[SHORT EXERCISE]
Copy every line from the data below in which the string "text" can be found.
═══ TASK INPUT ═══
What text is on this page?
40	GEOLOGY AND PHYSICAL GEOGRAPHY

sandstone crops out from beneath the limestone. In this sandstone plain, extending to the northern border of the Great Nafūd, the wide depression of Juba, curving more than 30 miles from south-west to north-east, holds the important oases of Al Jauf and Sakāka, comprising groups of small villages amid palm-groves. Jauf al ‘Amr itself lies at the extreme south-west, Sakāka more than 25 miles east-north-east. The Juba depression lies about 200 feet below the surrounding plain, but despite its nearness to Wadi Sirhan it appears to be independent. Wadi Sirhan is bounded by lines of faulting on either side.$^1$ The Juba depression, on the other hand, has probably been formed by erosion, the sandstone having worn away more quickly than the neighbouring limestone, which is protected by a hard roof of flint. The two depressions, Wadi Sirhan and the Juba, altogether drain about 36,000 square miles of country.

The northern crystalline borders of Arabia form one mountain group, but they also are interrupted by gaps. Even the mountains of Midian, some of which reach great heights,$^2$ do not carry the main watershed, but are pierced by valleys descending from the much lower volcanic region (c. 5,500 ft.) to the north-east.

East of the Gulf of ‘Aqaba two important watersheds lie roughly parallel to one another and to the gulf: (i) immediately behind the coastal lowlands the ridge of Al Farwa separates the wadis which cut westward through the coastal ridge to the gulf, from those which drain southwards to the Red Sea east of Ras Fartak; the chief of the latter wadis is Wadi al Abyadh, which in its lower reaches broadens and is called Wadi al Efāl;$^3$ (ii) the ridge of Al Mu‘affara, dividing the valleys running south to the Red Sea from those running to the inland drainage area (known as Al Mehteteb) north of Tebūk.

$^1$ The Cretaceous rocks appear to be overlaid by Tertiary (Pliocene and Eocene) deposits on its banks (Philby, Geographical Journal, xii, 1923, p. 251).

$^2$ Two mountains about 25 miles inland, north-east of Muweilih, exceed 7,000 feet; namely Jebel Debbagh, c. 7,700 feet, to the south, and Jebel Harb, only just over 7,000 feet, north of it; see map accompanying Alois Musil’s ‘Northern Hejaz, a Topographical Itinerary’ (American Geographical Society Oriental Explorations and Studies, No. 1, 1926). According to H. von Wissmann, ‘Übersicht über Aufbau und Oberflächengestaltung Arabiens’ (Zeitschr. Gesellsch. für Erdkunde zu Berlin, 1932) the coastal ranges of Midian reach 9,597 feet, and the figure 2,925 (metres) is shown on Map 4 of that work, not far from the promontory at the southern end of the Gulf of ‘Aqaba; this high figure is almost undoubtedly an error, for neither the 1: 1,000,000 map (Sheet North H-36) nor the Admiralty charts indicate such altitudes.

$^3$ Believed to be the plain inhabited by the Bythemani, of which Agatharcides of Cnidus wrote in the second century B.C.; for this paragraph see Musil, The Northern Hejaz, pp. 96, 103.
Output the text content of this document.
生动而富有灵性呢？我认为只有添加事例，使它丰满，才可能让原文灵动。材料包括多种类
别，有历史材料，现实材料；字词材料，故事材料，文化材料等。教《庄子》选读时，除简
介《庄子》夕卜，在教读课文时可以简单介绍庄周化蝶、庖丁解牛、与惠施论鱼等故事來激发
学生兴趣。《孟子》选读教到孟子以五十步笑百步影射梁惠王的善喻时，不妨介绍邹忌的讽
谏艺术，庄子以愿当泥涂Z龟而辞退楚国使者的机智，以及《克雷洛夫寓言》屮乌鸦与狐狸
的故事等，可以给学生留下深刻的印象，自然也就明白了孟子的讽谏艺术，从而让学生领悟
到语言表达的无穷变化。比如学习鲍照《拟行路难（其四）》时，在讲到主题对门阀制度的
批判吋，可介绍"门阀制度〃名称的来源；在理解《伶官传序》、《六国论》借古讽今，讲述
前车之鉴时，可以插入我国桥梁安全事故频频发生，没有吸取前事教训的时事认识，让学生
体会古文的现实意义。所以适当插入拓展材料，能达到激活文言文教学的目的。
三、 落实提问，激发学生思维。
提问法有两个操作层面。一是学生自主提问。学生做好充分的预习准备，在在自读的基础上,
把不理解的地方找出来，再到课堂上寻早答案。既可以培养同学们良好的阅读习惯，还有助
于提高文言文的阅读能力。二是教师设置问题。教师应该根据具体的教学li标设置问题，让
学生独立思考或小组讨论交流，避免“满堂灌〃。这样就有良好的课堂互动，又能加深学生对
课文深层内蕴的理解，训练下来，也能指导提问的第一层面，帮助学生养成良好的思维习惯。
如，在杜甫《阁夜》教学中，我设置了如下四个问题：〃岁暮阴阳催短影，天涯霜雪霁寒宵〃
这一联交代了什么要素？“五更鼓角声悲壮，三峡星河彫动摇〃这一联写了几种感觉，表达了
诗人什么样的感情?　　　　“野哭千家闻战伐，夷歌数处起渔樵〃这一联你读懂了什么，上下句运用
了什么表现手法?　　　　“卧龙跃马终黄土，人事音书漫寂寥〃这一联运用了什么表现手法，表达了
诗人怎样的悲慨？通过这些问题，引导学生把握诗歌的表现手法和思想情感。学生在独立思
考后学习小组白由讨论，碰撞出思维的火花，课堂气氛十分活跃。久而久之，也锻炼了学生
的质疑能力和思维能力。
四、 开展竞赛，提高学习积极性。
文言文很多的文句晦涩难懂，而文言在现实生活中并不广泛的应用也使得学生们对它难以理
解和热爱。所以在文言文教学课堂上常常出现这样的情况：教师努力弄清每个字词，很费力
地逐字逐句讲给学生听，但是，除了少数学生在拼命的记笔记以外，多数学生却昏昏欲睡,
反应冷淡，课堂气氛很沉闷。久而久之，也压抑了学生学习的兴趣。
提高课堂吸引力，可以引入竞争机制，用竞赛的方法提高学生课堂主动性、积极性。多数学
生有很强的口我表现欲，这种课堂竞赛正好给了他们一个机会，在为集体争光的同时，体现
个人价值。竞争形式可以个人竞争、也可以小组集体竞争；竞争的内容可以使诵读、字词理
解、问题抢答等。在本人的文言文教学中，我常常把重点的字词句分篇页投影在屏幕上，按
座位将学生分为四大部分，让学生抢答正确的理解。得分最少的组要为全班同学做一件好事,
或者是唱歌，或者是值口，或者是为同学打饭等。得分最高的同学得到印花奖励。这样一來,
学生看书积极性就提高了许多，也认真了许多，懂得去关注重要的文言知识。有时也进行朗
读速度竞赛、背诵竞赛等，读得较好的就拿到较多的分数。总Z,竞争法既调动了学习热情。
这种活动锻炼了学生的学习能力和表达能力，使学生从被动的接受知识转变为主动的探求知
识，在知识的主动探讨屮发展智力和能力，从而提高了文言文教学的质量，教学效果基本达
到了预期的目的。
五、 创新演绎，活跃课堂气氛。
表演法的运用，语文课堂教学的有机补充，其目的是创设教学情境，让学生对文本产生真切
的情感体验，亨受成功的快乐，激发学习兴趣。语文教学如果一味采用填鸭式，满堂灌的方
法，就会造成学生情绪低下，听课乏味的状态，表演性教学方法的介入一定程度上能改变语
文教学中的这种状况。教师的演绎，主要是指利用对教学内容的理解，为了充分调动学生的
═══
[RESULT OF THIS EXERCISE]
What text is on this page?
Output the text content of this document.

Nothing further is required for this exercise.